[Opening Excerpt provided section]
Experimenting with fast fish freezing, Clarence set up Birdseye Seafoods in the early 1920s, but by 1924 the company had gone bankrupt due to the lack of interest in superior frozen food. He knew it made sense, however, and persisted. He came up with the double belt freezer and, in 1925, set up the General Seafood Corporation in Gloucester, Massachusetts.

In 1926, Marjorie Merriweather Post sailed into Gloucester in her yacht. Her father, once a patient at John Harvey Kellog’s sanitorium in Battle Creek Michigan, invented a wheat and molasses drink he called Postum and set up his own Battle Creek company to market it, along with the cereal Grape Nuts, which he also invented. He invented a rival corn flake called Elijah’s Manna, as well, but that didn’t do so well – in part, at least, because Elijah had been fed bread and flesh by ravens, rather than Manna, which everybody knew was a Moses/Exodus thing. As a whole, however, the business did well enough for Marjorie to be sailing into Gloucester in her yacht.

She was served fish. She was told it had been frozen for six months. She liked it so much she bought the company.

It took her three years and Clarence had expanded into meat, fruit and vegetables, but in 1929 Postum became General Foods. Clarence continued to work for the new company, developing products and inventing the multiple plate freezer in 1930. It was General Foods Corporation, which set up the Birds Eye Frozen Food Company.
[Closing Excerpt provided section]
What you have to do: Duplicate the passage from the excerpt on Clarence Birdseye and frozen food, from "Experimenting with fast" up to and including "in Gloucester, Massachusetts.". The rows that come next are not required for anything here.
[Opening Excerpted records section]
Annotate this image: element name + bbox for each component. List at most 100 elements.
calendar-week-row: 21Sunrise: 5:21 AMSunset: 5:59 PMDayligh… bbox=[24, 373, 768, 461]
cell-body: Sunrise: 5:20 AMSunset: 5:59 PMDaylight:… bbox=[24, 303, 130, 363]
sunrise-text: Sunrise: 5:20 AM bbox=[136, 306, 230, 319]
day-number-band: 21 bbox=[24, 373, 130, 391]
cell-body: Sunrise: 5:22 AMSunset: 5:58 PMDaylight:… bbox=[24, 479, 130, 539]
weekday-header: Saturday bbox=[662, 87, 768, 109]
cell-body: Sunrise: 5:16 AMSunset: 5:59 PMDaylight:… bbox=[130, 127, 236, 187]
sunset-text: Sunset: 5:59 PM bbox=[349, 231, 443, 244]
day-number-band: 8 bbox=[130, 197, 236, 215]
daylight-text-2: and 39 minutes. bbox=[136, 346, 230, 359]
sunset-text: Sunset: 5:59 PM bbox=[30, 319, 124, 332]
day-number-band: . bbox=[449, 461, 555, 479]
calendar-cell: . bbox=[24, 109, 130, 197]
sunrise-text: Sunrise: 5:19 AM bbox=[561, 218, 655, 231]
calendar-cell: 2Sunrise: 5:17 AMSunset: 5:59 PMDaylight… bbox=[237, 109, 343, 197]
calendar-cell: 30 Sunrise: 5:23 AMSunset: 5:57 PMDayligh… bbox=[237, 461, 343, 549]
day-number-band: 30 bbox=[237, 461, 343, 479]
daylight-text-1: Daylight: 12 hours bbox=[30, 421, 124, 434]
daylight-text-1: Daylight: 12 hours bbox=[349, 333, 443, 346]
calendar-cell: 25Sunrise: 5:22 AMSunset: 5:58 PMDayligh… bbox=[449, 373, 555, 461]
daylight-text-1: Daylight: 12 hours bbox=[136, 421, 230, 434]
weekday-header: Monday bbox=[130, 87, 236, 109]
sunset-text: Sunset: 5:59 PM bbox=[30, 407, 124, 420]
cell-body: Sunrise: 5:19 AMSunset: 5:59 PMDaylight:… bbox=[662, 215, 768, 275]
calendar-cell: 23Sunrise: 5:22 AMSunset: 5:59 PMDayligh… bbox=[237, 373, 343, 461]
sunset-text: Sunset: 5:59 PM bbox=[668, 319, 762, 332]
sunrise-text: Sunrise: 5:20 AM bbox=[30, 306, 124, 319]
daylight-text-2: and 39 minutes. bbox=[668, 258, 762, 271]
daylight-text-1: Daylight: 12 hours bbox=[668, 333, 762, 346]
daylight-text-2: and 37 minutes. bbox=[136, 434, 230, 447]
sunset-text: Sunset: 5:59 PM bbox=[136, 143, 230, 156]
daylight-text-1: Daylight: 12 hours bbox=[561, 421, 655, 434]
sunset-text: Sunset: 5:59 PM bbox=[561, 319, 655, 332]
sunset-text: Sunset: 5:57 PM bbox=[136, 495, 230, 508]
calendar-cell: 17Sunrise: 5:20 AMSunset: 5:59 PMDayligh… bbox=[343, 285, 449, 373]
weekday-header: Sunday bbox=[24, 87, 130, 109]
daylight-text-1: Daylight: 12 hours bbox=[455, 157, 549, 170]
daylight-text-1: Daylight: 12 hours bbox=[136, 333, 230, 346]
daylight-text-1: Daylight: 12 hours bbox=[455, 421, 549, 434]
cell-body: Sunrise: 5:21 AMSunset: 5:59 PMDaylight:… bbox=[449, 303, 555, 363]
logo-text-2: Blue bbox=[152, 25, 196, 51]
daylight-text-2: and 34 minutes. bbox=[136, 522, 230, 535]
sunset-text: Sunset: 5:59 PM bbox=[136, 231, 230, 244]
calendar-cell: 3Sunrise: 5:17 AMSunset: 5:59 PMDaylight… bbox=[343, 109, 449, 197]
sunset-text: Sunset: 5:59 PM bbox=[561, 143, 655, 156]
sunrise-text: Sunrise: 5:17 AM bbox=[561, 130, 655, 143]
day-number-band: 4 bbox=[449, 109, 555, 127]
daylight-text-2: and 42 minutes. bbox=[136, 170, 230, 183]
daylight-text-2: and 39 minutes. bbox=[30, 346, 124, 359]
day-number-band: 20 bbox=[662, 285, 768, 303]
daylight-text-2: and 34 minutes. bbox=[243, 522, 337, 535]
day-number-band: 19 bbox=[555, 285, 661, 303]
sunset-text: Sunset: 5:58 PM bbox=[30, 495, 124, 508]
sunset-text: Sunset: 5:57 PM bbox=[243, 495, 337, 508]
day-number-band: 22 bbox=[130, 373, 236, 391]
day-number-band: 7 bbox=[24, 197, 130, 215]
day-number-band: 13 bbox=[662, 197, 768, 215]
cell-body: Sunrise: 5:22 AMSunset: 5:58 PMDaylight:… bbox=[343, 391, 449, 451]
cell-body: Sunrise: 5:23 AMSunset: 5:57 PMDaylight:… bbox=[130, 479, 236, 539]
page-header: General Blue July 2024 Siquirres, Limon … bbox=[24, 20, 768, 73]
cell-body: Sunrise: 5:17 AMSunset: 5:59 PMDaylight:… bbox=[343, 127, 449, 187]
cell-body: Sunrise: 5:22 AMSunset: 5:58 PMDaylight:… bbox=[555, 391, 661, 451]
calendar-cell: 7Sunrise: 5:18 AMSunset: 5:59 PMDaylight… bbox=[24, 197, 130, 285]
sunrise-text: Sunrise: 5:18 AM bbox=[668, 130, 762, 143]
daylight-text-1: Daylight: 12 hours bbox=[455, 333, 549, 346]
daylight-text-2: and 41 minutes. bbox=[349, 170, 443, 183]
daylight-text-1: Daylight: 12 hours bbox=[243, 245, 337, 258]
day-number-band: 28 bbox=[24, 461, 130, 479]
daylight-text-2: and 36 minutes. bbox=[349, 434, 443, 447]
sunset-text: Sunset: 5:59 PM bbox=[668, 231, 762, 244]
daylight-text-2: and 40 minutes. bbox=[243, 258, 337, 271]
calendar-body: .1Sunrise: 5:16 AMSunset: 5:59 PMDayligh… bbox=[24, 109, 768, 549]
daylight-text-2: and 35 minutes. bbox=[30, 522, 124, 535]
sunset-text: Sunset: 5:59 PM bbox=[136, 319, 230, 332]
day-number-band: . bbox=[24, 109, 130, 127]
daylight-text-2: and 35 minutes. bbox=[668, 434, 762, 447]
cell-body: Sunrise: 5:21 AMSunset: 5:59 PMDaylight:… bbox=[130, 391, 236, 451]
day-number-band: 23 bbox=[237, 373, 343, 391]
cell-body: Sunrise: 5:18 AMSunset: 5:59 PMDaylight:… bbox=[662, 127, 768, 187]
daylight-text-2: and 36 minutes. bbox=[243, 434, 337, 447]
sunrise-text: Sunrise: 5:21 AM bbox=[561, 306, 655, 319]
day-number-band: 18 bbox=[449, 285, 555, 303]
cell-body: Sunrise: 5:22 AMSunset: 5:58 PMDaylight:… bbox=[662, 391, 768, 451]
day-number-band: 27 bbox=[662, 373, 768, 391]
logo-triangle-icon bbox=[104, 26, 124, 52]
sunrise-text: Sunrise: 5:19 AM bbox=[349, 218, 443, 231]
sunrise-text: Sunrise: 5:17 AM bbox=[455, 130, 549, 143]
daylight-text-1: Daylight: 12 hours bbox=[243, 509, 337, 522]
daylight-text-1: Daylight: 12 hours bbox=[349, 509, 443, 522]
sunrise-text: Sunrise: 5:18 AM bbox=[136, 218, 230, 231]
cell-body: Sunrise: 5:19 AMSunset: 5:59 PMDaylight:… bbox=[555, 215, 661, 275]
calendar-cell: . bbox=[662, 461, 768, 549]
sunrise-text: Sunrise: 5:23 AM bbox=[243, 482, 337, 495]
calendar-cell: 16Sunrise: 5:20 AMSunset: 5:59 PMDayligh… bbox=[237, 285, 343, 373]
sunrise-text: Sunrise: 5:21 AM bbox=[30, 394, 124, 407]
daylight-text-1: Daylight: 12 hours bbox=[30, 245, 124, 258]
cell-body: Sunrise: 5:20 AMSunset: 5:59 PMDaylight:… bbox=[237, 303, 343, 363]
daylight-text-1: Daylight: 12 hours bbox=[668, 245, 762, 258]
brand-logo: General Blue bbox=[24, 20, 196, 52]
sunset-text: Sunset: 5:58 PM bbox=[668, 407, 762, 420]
[Closing Excerpted records section]
Exercise output:
Experimenting with fast fish freezing, Clarence set up Birdseye Seafoods in the early 1920s, but by 1924 the company had gone bankrupt due to the lack of interest in superior frozen food. He knew it made sense, however, and persisted. He came up with the double belt freezer and, in 1925, set up the General Seafood Corporation in Gloucester, Massachusetts.